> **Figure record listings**
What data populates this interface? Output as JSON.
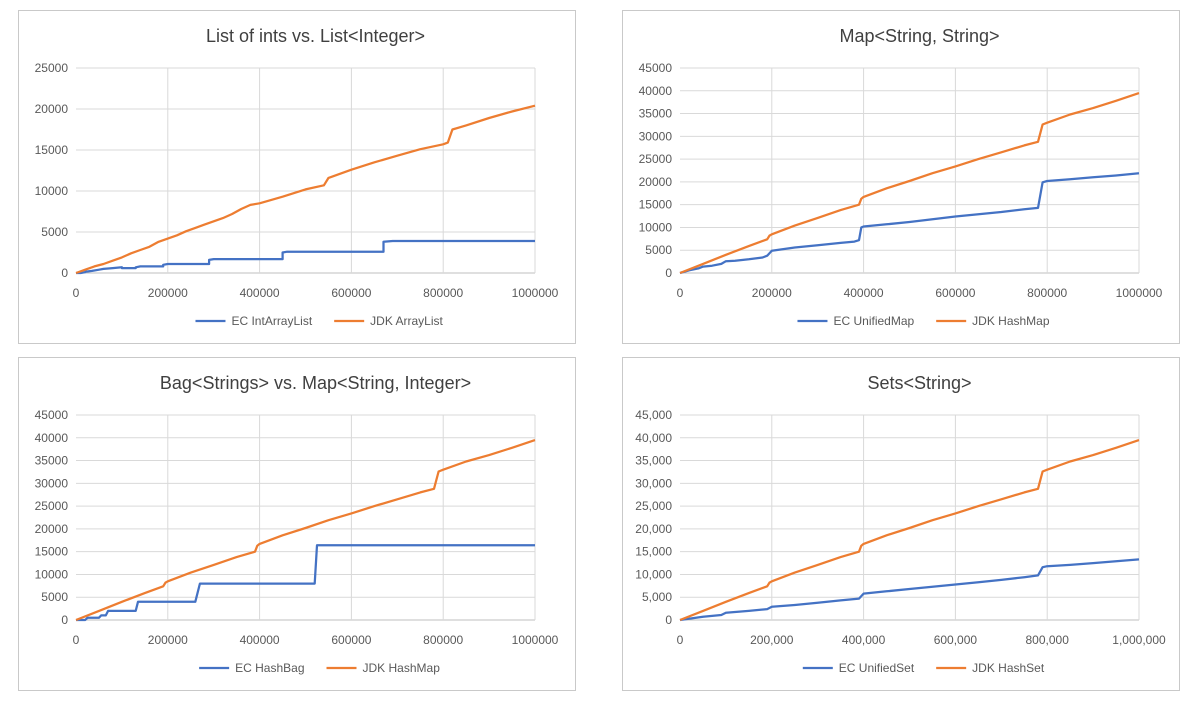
{
  "colors": {
    "ec": "#4472c4",
    "jdk": "#ed7d31",
    "grid": "#d9d9d9",
    "axis": "#bfbfbf"
  },
  "chart_data": [
    {
      "type": "line",
      "title": "List of ints vs. List<Integer>",
      "xlim": [
        0,
        1000000
      ],
      "ylim": [
        0,
        25000
      ],
      "xticks": [
        "0",
        "200000",
        "400000",
        "600000",
        "800000",
        "1000000"
      ],
      "yticks": [
        "0",
        "5000",
        "10000",
        "15000",
        "20000",
        "25000"
      ],
      "legend_position": "bottom",
      "grid": true,
      "series": [
        {
          "name": "EC IntArrayList",
          "color": "#4472c4",
          "x": [
            0,
            10000,
            20000,
            20000,
            35000,
            35000,
            50000,
            50000,
            60000,
            60000,
            80000,
            80000,
            100000,
            100000,
            130000,
            130000,
            140000,
            140000,
            190000,
            190000,
            200000,
            200000,
            290000,
            290000,
            300000,
            300000,
            450000,
            450000,
            460000,
            460000,
            670000,
            670000,
            690000,
            690000,
            1000000
          ],
          "y": [
            0,
            0,
            100,
            150,
            250,
            250,
            400,
            400,
            500,
            500,
            600,
            600,
            700,
            600,
            600,
            700,
            800,
            800,
            800,
            1000,
            1100,
            1100,
            1100,
            1600,
            1700,
            1700,
            1700,
            2500,
            2600,
            2600,
            2600,
            3800,
            3900,
            3900,
            3900
          ]
        },
        {
          "name": "JDK ArrayList",
          "color": "#ed7d31",
          "x": [
            0,
            20000,
            40000,
            60000,
            80000,
            100000,
            120000,
            140000,
            160000,
            180000,
            200000,
            220000,
            240000,
            260000,
            280000,
            300000,
            320000,
            340000,
            360000,
            380000,
            400000,
            450000,
            500000,
            540000,
            550000,
            600000,
            650000,
            700000,
            750000,
            800000,
            810000,
            820000,
            850000,
            900000,
            950000,
            1000000
          ],
          "y": [
            0,
            400,
            800,
            1100,
            1500,
            1900,
            2400,
            2800,
            3200,
            3800,
            4200,
            4600,
            5100,
            5500,
            5900,
            6300,
            6700,
            7200,
            7800,
            8300,
            8500,
            9300,
            10200,
            10700,
            11600,
            12600,
            13500,
            14300,
            15100,
            15700,
            15900,
            17500,
            18000,
            18900,
            19700,
            20400
          ]
        }
      ]
    },
    {
      "type": "line",
      "title": "Map<String, String>",
      "xlim": [
        0,
        1000000
      ],
      "ylim": [
        0,
        45000
      ],
      "xticks": [
        "0",
        "200000",
        "400000",
        "600000",
        "800000",
        "1000000"
      ],
      "yticks": [
        "0",
        "5000",
        "10000",
        "15000",
        "20000",
        "25000",
        "30000",
        "35000",
        "40000",
        "45000"
      ],
      "legend_position": "bottom",
      "grid": true,
      "series": [
        {
          "name": "EC UnifiedMap",
          "color": "#4472c4",
          "x": [
            0,
            20000,
            40000,
            50000,
            70000,
            90000,
            100000,
            120000,
            150000,
            180000,
            190000,
            200000,
            250000,
            300000,
            350000,
            380000,
            390000,
            395000,
            400000,
            450000,
            500000,
            550000,
            600000,
            650000,
            700000,
            750000,
            780000,
            790000,
            800000,
            850000,
            900000,
            950000,
            1000000
          ],
          "y": [
            0,
            600,
            1000,
            1400,
            1600,
            2000,
            2600,
            2700,
            3000,
            3400,
            3800,
            4900,
            5600,
            6100,
            6600,
            6900,
            7200,
            10000,
            10200,
            10700,
            11200,
            11800,
            12400,
            12900,
            13400,
            14000,
            14300,
            19900,
            20200,
            20600,
            21000,
            21400,
            21900
          ]
        },
        {
          "name": "JDK HashMap",
          "color": "#ed7d31",
          "x": [
            0,
            50000,
            100000,
            150000,
            190000,
            195000,
            200000,
            250000,
            300000,
            350000,
            390000,
            395000,
            400000,
            450000,
            500000,
            550000,
            600000,
            650000,
            700000,
            750000,
            780000,
            790000,
            800000,
            850000,
            900000,
            950000,
            1000000
          ],
          "y": [
            0,
            2000,
            4000,
            5900,
            7400,
            8200,
            8500,
            10400,
            12100,
            13800,
            15000,
            16300,
            16700,
            18600,
            20200,
            21900,
            23400,
            25000,
            26500,
            28000,
            28800,
            32600,
            33000,
            34800,
            36200,
            37800,
            39500
          ]
        }
      ]
    },
    {
      "type": "line",
      "title": "Bag<Strings> vs. Map<String, Integer>",
      "xlim": [
        0,
        1000000
      ],
      "ylim": [
        0,
        45000
      ],
      "xticks": [
        "0",
        "200000",
        "400000",
        "600000",
        "800000",
        "1000000"
      ],
      "yticks": [
        "0",
        "5000",
        "10000",
        "15000",
        "20000",
        "25000",
        "30000",
        "35000",
        "40000",
        "45000"
      ],
      "legend_position": "bottom",
      "grid": true,
      "series": [
        {
          "name": "EC HashBag",
          "color": "#4472c4",
          "x": [
            0,
            20000,
            25000,
            50000,
            55000,
            65000,
            70000,
            130000,
            135000,
            260000,
            270000,
            520000,
            525000,
            1000000
          ],
          "y": [
            0,
            0,
            500,
            500,
            1000,
            1000,
            2000,
            2000,
            4000,
            4000,
            8000,
            8000,
            16400,
            16400
          ]
        },
        {
          "name": "JDK HashMap",
          "color": "#ed7d31",
          "x": [
            0,
            50000,
            100000,
            150000,
            190000,
            195000,
            200000,
            250000,
            300000,
            350000,
            390000,
            395000,
            400000,
            450000,
            500000,
            550000,
            600000,
            650000,
            700000,
            750000,
            780000,
            790000,
            800000,
            850000,
            900000,
            950000,
            1000000
          ],
          "y": [
            0,
            2000,
            4000,
            5900,
            7400,
            8200,
            8500,
            10400,
            12100,
            13800,
            15000,
            16300,
            16700,
            18600,
            20200,
            21900,
            23400,
            25000,
            26500,
            28000,
            28800,
            32600,
            33000,
            34800,
            36200,
            37800,
            39500
          ]
        }
      ]
    },
    {
      "type": "line",
      "title": "Sets<String>",
      "xlim": [
        0,
        1000000
      ],
      "ylim": [
        0,
        45000
      ],
      "xticks": [
        "0",
        "200,000",
        "400,000",
        "600,000",
        "800,000",
        "1,000,000"
      ],
      "yticks": [
        "0",
        "5,000",
        "10,000",
        "15,000",
        "20,000",
        "25,000",
        "30,000",
        "35,000",
        "40,000",
        "45,000"
      ],
      "legend_position": "bottom",
      "grid": true,
      "series": [
        {
          "name": "EC UnifiedSet",
          "color": "#4472c4",
          "x": [
            0,
            50000,
            90000,
            100000,
            150000,
            190000,
            200000,
            250000,
            300000,
            350000,
            390000,
            400000,
            450000,
            500000,
            550000,
            600000,
            650000,
            700000,
            750000,
            780000,
            790000,
            800000,
            850000,
            900000,
            950000,
            1000000
          ],
          "y": [
            0,
            700,
            1100,
            1600,
            2000,
            2400,
            2900,
            3300,
            3800,
            4300,
            4700,
            5800,
            6300,
            6800,
            7300,
            7800,
            8300,
            8800,
            9400,
            9800,
            11600,
            11800,
            12100,
            12500,
            12900,
            13300
          ]
        },
        {
          "name": "JDK HashSet",
          "color": "#ed7d31",
          "x": [
            0,
            50000,
            100000,
            150000,
            190000,
            195000,
            200000,
            250000,
            300000,
            350000,
            390000,
            395000,
            400000,
            450000,
            500000,
            550000,
            600000,
            650000,
            700000,
            750000,
            780000,
            790000,
            800000,
            850000,
            900000,
            950000,
            1000000
          ],
          "y": [
            0,
            2000,
            4000,
            5900,
            7400,
            8200,
            8500,
            10400,
            12100,
            13800,
            15000,
            16300,
            16700,
            18600,
            20200,
            21900,
            23400,
            25000,
            26500,
            28000,
            28800,
            32600,
            33000,
            34800,
            36200,
            37800,
            39500
          ]
        }
      ]
    }
  ]
}
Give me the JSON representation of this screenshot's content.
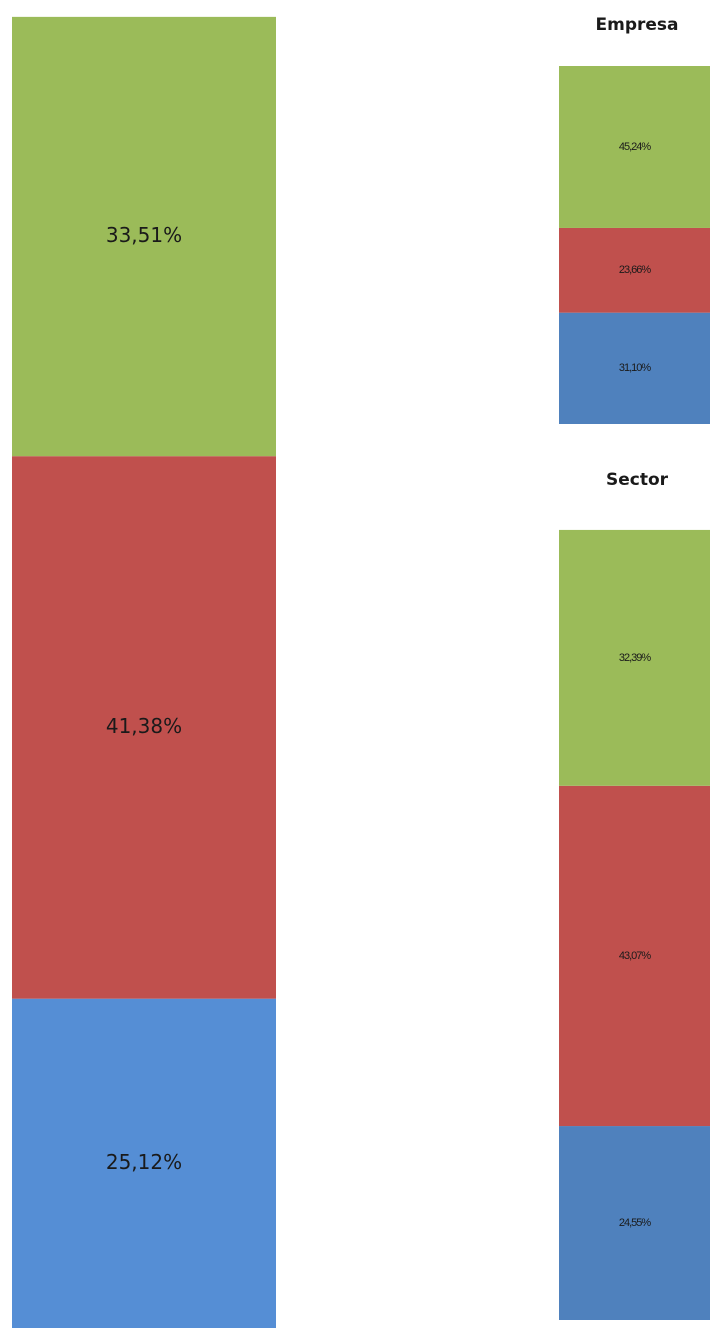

> **Brief**
Gather each line holding the string "this".

> **Task answer**
What data populates this interface? Output as JSON.
Give me the JSON representation of this screenshot's content.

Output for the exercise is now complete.